Dataset items
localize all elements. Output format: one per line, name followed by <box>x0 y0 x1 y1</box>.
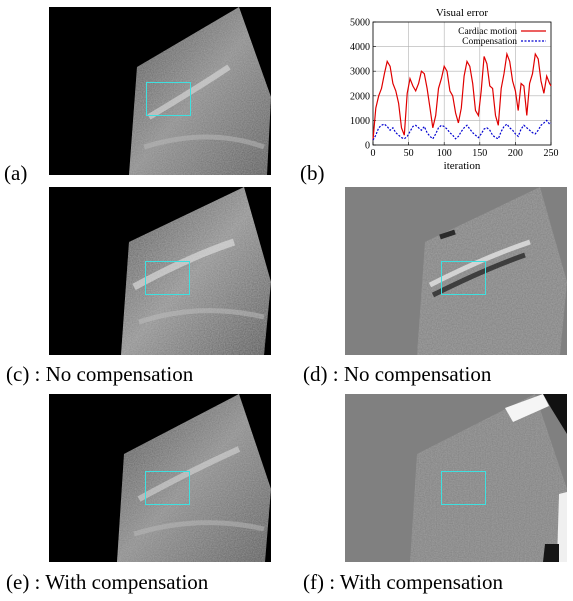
panel-label-b: (b) <box>300 161 325 185</box>
y-tick-label: 3000 <box>350 67 370 78</box>
x-axis-label: iteration <box>444 160 481 172</box>
x-tick-label: 0 <box>371 148 376 159</box>
y-tick-label: 5000 <box>350 18 370 29</box>
panel-label-e: (e) : With compensation <box>6 570 209 594</box>
panel-label-a: (a) <box>4 161 28 185</box>
region-of-interest-box <box>145 471 190 505</box>
x-tick-label: 100 <box>437 148 452 159</box>
legend-label: Compensation <box>462 37 517 47</box>
region-of-interest-box <box>145 261 190 295</box>
region-of-interest-box <box>441 471 486 505</box>
plot-frame <box>372 21 552 146</box>
y-tick-label: 2000 <box>350 91 370 102</box>
ultrasound-image-c <box>49 187 271 355</box>
series-line-1 <box>372 119 552 141</box>
difference-image-d <box>345 187 567 355</box>
x-tick-label: 50 <box>404 148 414 159</box>
y-tick-label: 1000 <box>350 116 370 127</box>
y-tick-label: 4000 <box>350 42 370 53</box>
panel-label-f: (f) : With compensation <box>303 570 503 594</box>
panel-label-d: (d) : No compensation <box>303 362 492 386</box>
legend-label: Cardiac motion <box>458 27 517 37</box>
x-tick-label: 200 <box>508 148 523 159</box>
series-line-0 <box>372 51 552 141</box>
ultrasound-image-e <box>49 394 271 562</box>
region-of-interest-box <box>441 261 486 295</box>
x-tick-label: 250 <box>544 148 559 159</box>
y-tick-label: 0 <box>365 141 370 152</box>
visual-error-chart: 0 50 100 150 200 250 0 1000 2000 3000 4000 5000 Visu… <box>350 7 559 172</box>
panel-label-c: (c) : No compensation <box>6 362 194 386</box>
x-tick-label: 150 <box>472 148 487 159</box>
region-of-interest-box <box>146 82 191 116</box>
chart-title: Visual error <box>436 7 489 19</box>
difference-image-f <box>345 394 567 562</box>
ultrasound-image-a <box>49 7 271 175</box>
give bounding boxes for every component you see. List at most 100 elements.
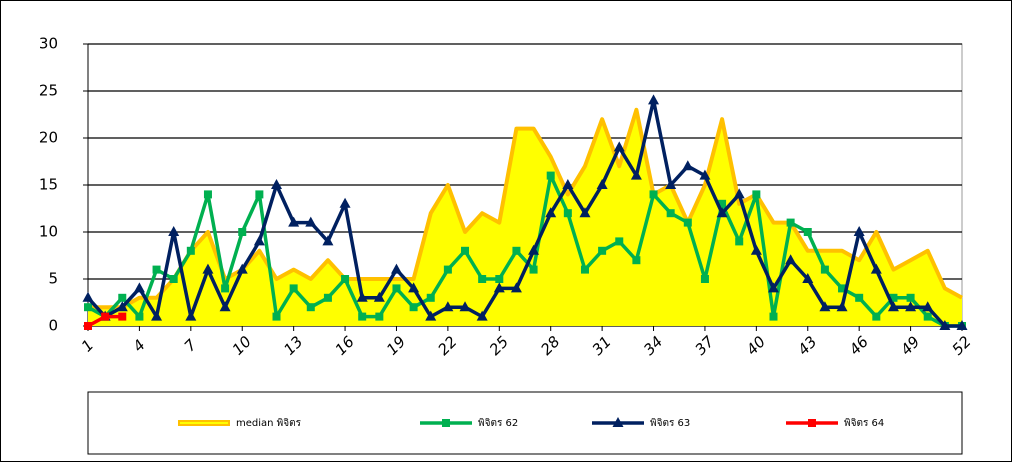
marker bbox=[803, 228, 812, 236]
marker bbox=[887, 301, 899, 312]
y-tick-label: 20 bbox=[39, 129, 58, 147]
y-tick-label: 10 bbox=[39, 223, 58, 241]
marker bbox=[116, 301, 128, 312]
area-fill bbox=[88, 109, 962, 326]
marker bbox=[699, 169, 711, 180]
marker bbox=[151, 310, 163, 321]
marker bbox=[253, 235, 265, 246]
marker bbox=[872, 312, 881, 321]
marker bbox=[82, 291, 94, 302]
y-tick-label: 15 bbox=[39, 176, 58, 194]
marker bbox=[478, 275, 487, 283]
series-line bbox=[86, 98, 962, 328]
marker bbox=[186, 246, 195, 255]
marker bbox=[939, 320, 951, 330]
legend-label: พิจิตร 63 bbox=[650, 418, 690, 429]
marker bbox=[563, 209, 572, 218]
marker bbox=[133, 282, 145, 293]
marker bbox=[271, 179, 283, 189]
marker bbox=[546, 171, 555, 180]
marker bbox=[512, 246, 521, 255]
marker bbox=[373, 291, 385, 302]
legend-marker bbox=[442, 419, 450, 427]
marker bbox=[853, 226, 865, 236]
marker bbox=[305, 216, 317, 227]
marker bbox=[255, 190, 264, 199]
marker bbox=[459, 301, 471, 312]
marker bbox=[84, 322, 92, 330]
marker bbox=[443, 265, 452, 274]
marker bbox=[426, 293, 435, 302]
marker bbox=[461, 246, 470, 255]
marker bbox=[733, 188, 745, 199]
marker bbox=[615, 237, 624, 246]
marker bbox=[408, 282, 420, 293]
marker bbox=[819, 301, 831, 312]
marker bbox=[889, 293, 898, 302]
legend-marker bbox=[612, 417, 624, 427]
marker bbox=[409, 303, 418, 312]
marker bbox=[836, 301, 848, 312]
marker bbox=[598, 246, 607, 255]
marker bbox=[820, 265, 829, 274]
y-tick-label: 5 bbox=[48, 270, 58, 288]
marker bbox=[425, 310, 437, 321]
legend-label: พิจิตร 62 bbox=[478, 418, 518, 429]
marker bbox=[289, 284, 298, 293]
marker bbox=[562, 179, 574, 189]
marker bbox=[786, 218, 795, 227]
marker bbox=[649, 190, 658, 199]
marker bbox=[101, 312, 110, 321]
marker bbox=[956, 320, 968, 330]
marker bbox=[905, 301, 917, 312]
marker bbox=[580, 265, 589, 274]
legend-marker bbox=[808, 419, 816, 427]
marker bbox=[682, 160, 694, 171]
marker bbox=[203, 190, 212, 199]
marker bbox=[288, 216, 300, 227]
marker bbox=[613, 141, 625, 152]
marker bbox=[630, 169, 642, 180]
marker bbox=[752, 190, 761, 199]
marker bbox=[358, 312, 367, 321]
y-tick-label: 25 bbox=[39, 82, 58, 100]
marker bbox=[236, 263, 248, 274]
marker bbox=[339, 197, 351, 208]
marker bbox=[272, 312, 281, 321]
marker bbox=[528, 244, 540, 255]
marker bbox=[168, 226, 180, 236]
marker bbox=[135, 312, 144, 321]
marker bbox=[750, 244, 762, 255]
legend-label: median พิจิตร bbox=[236, 418, 302, 429]
marker bbox=[579, 207, 591, 218]
marker bbox=[169, 275, 178, 283]
marker bbox=[700, 275, 709, 283]
marker bbox=[922, 301, 934, 312]
marker bbox=[838, 284, 847, 293]
marker bbox=[442, 301, 454, 312]
marker bbox=[84, 303, 92, 312]
marker bbox=[221, 284, 230, 293]
marker bbox=[596, 179, 608, 189]
marker bbox=[870, 263, 882, 274]
marker bbox=[306, 303, 315, 312]
marker bbox=[152, 265, 161, 274]
marker bbox=[341, 275, 350, 283]
y-tick-label: 30 bbox=[39, 35, 58, 53]
y-tick-label: 0 bbox=[48, 317, 58, 335]
series-line bbox=[87, 173, 962, 328]
marker bbox=[718, 199, 727, 208]
marker bbox=[510, 282, 522, 293]
marker bbox=[118, 312, 127, 321]
marker bbox=[322, 235, 334, 246]
marker bbox=[493, 282, 505, 293]
marker bbox=[118, 293, 127, 302]
marker bbox=[716, 207, 728, 218]
marker bbox=[545, 207, 557, 218]
marker bbox=[767, 282, 779, 293]
marker bbox=[202, 263, 214, 274]
marker bbox=[356, 291, 368, 302]
marker bbox=[392, 284, 401, 293]
marker bbox=[632, 256, 641, 265]
marker bbox=[323, 293, 332, 302]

== Exercise requirements ==
Copy every line of the listing above word for word, leaving out the pictures.

== Reply ==
localize all elements. Output format: one per line, name followed by <box>x0 y0 x1 y1</box>.
panel-label-b: (b) <box>300 161 325 185</box>
y-tick-label: 3000 <box>350 67 370 78</box>
x-axis-label: iteration <box>444 160 481 172</box>
x-tick-label: 0 <box>371 148 376 159</box>
y-tick-label: 5000 <box>350 18 370 29</box>
panel-label-e: (e) : With compensation <box>6 570 209 594</box>
panel-label-a: (a) <box>4 161 28 185</box>
region-of-interest-box <box>145 471 190 505</box>
x-tick-label: 100 <box>437 148 452 159</box>
legend-label: Compensation <box>462 37 517 47</box>
region-of-interest-box <box>145 261 190 295</box>
region-of-interest-box <box>441 471 486 505</box>
plot-frame <box>372 21 552 146</box>
y-tick-label: 2000 <box>350 91 370 102</box>
ultrasound-image-c <box>49 187 271 355</box>
series-line-1 <box>372 119 552 141</box>
difference-image-d <box>345 187 567 355</box>
x-tick-label: 50 <box>404 148 414 159</box>
y-tick-label: 1000 <box>350 116 370 127</box>
y-tick-label: 4000 <box>350 42 370 53</box>
panel-label-f: (f) : With compensation <box>303 570 503 594</box>
panel-label-d: (d) : No compensation <box>303 362 492 386</box>
legend-label: Cardiac motion <box>458 27 517 37</box>
x-tick-label: 200 <box>508 148 523 159</box>
series-line-0 <box>372 51 552 141</box>
ultrasound-image-e <box>49 394 271 562</box>
region-of-interest-box <box>441 261 486 295</box>
x-tick-label: 250 <box>544 148 559 159</box>
y-tick-label: 0 <box>365 141 370 152</box>
visual-error-chart: 0 50 100 150 200 250 0 1000 2000 3000 4000 5000 Visu… <box>350 7 559 172</box>
panel-label-c: (c) : No compensation <box>6 362 194 386</box>
x-tick-label: 150 <box>472 148 487 159</box>
region-of-interest-box <box>146 82 191 116</box>
chart-title: Visual error <box>436 7 489 19</box>
difference-image-f <box>345 394 567 562</box>
ultrasound-image-a <box>49 7 271 175</box>
give bounding boxes for every component you see. List at most 100 elements.
marker bbox=[803, 228, 812, 236]
marker bbox=[887, 301, 899, 312]
y-tick-label: 20 bbox=[39, 129, 58, 147]
y-tick-label: 10 bbox=[39, 223, 58, 241]
marker bbox=[116, 301, 128, 312]
area-fill bbox=[88, 109, 962, 326]
marker bbox=[699, 169, 711, 180]
marker bbox=[151, 310, 163, 321]
marker bbox=[253, 235, 265, 246]
marker bbox=[872, 312, 881, 321]
marker bbox=[82, 291, 94, 302]
y-tick-label: 15 bbox=[39, 176, 58, 194]
marker bbox=[478, 275, 487, 283]
series-line bbox=[86, 98, 962, 328]
marker bbox=[186, 246, 195, 255]
marker bbox=[939, 320, 951, 330]
legend-label: พิจิตร 63 bbox=[650, 418, 690, 429]
marker bbox=[563, 209, 572, 218]
marker bbox=[133, 282, 145, 293]
marker bbox=[271, 179, 283, 189]
marker bbox=[546, 171, 555, 180]
marker bbox=[512, 246, 521, 255]
marker bbox=[373, 291, 385, 302]
legend-marker bbox=[442, 419, 450, 427]
marker bbox=[853, 226, 865, 236]
marker bbox=[305, 216, 317, 227]
marker bbox=[255, 190, 264, 199]
marker bbox=[459, 301, 471, 312]
marker bbox=[84, 322, 92, 330]
marker bbox=[443, 265, 452, 274]
marker bbox=[426, 293, 435, 302]
marker bbox=[461, 246, 470, 255]
marker bbox=[733, 188, 745, 199]
marker bbox=[615, 237, 624, 246]
marker bbox=[408, 282, 420, 293]
marker bbox=[819, 301, 831, 312]
marker bbox=[889, 293, 898, 302]
legend-marker bbox=[612, 417, 624, 427]
marker bbox=[409, 303, 418, 312]
marker bbox=[836, 301, 848, 312]
marker bbox=[598, 246, 607, 255]
marker bbox=[820, 265, 829, 274]
y-tick-label: 5 bbox=[48, 270, 58, 288]
marker bbox=[425, 310, 437, 321]
legend-label: พิจิตร 62 bbox=[478, 418, 518, 429]
marker bbox=[289, 284, 298, 293]
marker bbox=[562, 179, 574, 189]
marker bbox=[786, 218, 795, 227]
marker bbox=[649, 190, 658, 199]
marker bbox=[101, 312, 110, 321]
marker bbox=[956, 320, 968, 330]
marker bbox=[905, 301, 917, 312]
marker bbox=[580, 265, 589, 274]
legend-marker bbox=[808, 419, 816, 427]
marker bbox=[682, 160, 694, 171]
marker bbox=[203, 190, 212, 199]
marker bbox=[288, 216, 300, 227]
marker bbox=[613, 141, 625, 152]
marker bbox=[630, 169, 642, 180]
marker bbox=[752, 190, 761, 199]
marker bbox=[358, 312, 367, 321]
y-tick-label: 25 bbox=[39, 82, 58, 100]
marker bbox=[236, 263, 248, 274]
marker bbox=[339, 197, 351, 208]
marker bbox=[272, 312, 281, 321]
marker bbox=[528, 244, 540, 255]
marker bbox=[168, 226, 180, 236]
marker bbox=[135, 312, 144, 321]
marker bbox=[750, 244, 762, 255]
legend-label: median พิจิตร bbox=[236, 418, 302, 429]
marker bbox=[579, 207, 591, 218]
marker bbox=[169, 275, 178, 283]
marker bbox=[700, 275, 709, 283]
marker bbox=[922, 301, 934, 312]
marker bbox=[838, 284, 847, 293]
marker bbox=[442, 301, 454, 312]
marker bbox=[84, 303, 92, 312]
marker bbox=[221, 284, 230, 293]
marker bbox=[596, 179, 608, 189]
marker bbox=[870, 263, 882, 274]
marker bbox=[306, 303, 315, 312]
marker bbox=[152, 265, 161, 274]
marker bbox=[341, 275, 350, 283]
y-tick-label: 30 bbox=[39, 35, 58, 53]
y-tick-label: 0 bbox=[48, 317, 58, 335]
series-line bbox=[87, 173, 962, 328]
marker bbox=[718, 199, 727, 208]
marker bbox=[510, 282, 522, 293]
marker bbox=[118, 312, 127, 321]
marker bbox=[322, 235, 334, 246]
marker bbox=[493, 282, 505, 293]
marker bbox=[118, 293, 127, 302]
marker bbox=[716, 207, 728, 218]
marker bbox=[545, 207, 557, 218]
marker bbox=[767, 282, 779, 293]
marker bbox=[202, 263, 214, 274]
marker bbox=[356, 291, 368, 302]
marker bbox=[392, 284, 401, 293]
marker bbox=[632, 256, 641, 265]
marker bbox=[323, 293, 332, 302]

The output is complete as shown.